[Records that describe figures]
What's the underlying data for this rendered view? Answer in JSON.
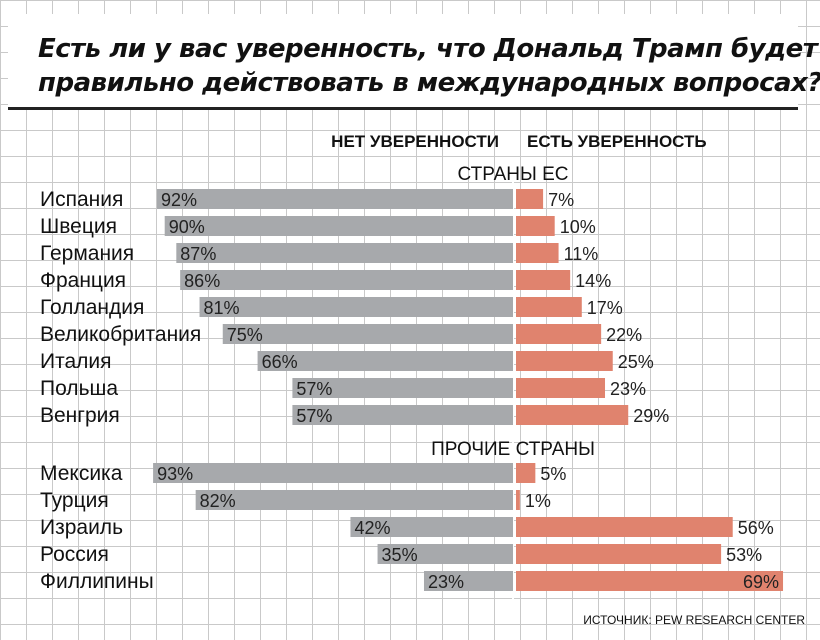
{
  "title": {
    "line1": "Есть ли у вас уверенность, что Дональд Трамп будет",
    "line2": "правильно действовать в международных вопросах?"
  },
  "chart_data": {
    "type": "bar",
    "orientation": "horizontal-diverging",
    "column_headers": {
      "left": "НЕТ УВЕРЕННОСТИ",
      "right": "ЕСТЬ УВЕРЕННОСТЬ"
    },
    "value_suffix": "%",
    "groups": [
      {
        "label": "СТРАНЫ ЕС",
        "categories": [
          "Испания",
          "Швеция",
          "Германия",
          "Франция",
          "Голландия",
          "Великобритания",
          "Италия",
          "Польша",
          "Венгрия"
        ],
        "not_confident": [
          92,
          90,
          87,
          86,
          81,
          75,
          66,
          57,
          57
        ],
        "confident": [
          7,
          10,
          11,
          14,
          17,
          22,
          25,
          23,
          29
        ]
      },
      {
        "label": "ПРОЧИЕ СТРАНЫ",
        "categories": [
          "Мексика",
          "Турция",
          "Израиль",
          "Россия",
          "Филлипины"
        ],
        "not_confident": [
          93,
          82,
          42,
          35,
          23
        ],
        "confident": [
          5,
          1,
          56,
          53,
          69
        ]
      }
    ],
    "colors": {
      "not_confident": "#a7a9ac",
      "confident": "#e0836e"
    },
    "source": "ИСТОЧНИК: PEW RESEARCH CENTER"
  }
}
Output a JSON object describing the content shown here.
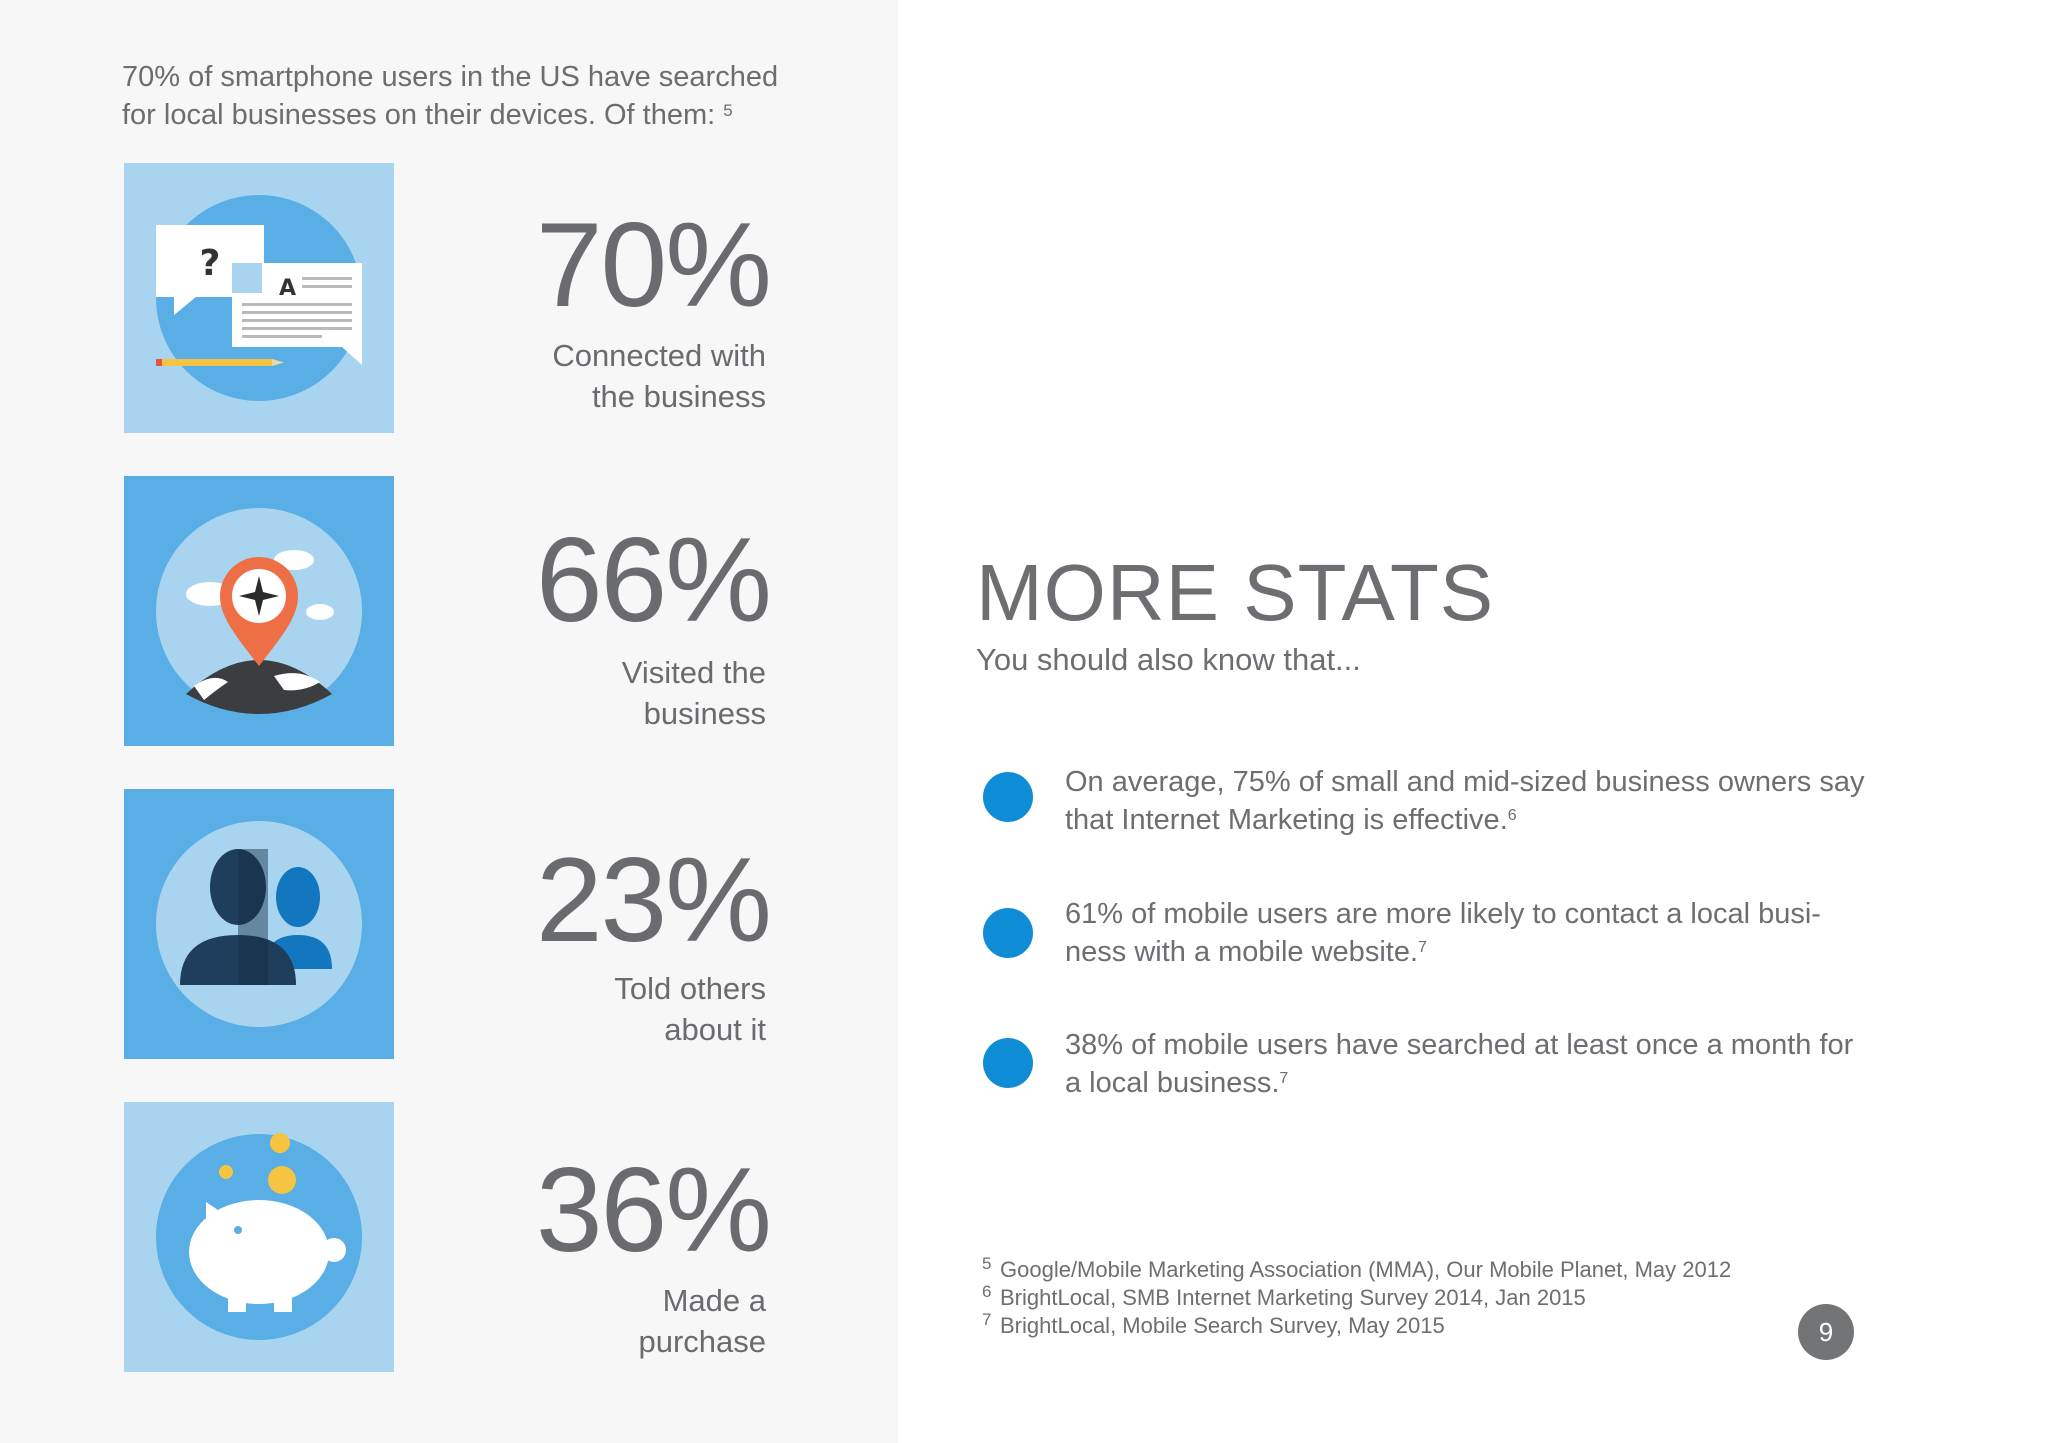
{
  "intro": {
    "text": "70% of smartphone users in the US have searched for local businesses on their devices. Of them: ",
    "footnote_ref": "5"
  },
  "stats": [
    {
      "value": "70%",
      "label": "Connected with\nthe business",
      "icon": "qa-chat-icon"
    },
    {
      "value": "66%",
      "label": "Visited the\nbusiness",
      "icon": "map-pin-globe-icon"
    },
    {
      "value": "23%",
      "label": "Told others\nabout it",
      "icon": "people-icon"
    },
    {
      "value": "36%",
      "label": "Made a\npurchase",
      "icon": "piggy-bank-icon"
    }
  ],
  "more": {
    "title": "MORE STATS",
    "subtitle": "You should also know that..."
  },
  "bullets": [
    {
      "text": "On average, 75% of small and mid-sized business owners  say that Internet Marketing is effective.",
      "ref": "6"
    },
    {
      "text": "61% of mobile users are more likely to contact a local busi-ness with a mobile website.",
      "ref": "7"
    },
    {
      "text": "38% of mobile users have searched at least once a month for a local business.",
      "ref": "7"
    }
  ],
  "footnotes": [
    {
      "num": "5",
      "text": "Google/Mobile Marketing Association (MMA), Our Mobile Planet, May 2012"
    },
    {
      "num": "6",
      "text": "BrightLocal, SMB Internet Marketing Survey 2014, Jan 2015"
    },
    {
      "num": "7",
      "text": "BrightLocal, Mobile Search Survey, May 2015"
    }
  ],
  "page_number": "9",
  "colors": {
    "accent_blue": "#0f8cd6",
    "tile_light": "#a9d4ef",
    "tile_mid": "#5aaee6",
    "text_gray": "#6d6e71"
  }
}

Exercise: Determine the number of lines in these entries that contain the word "label", and write only that number.

Result of the task: 6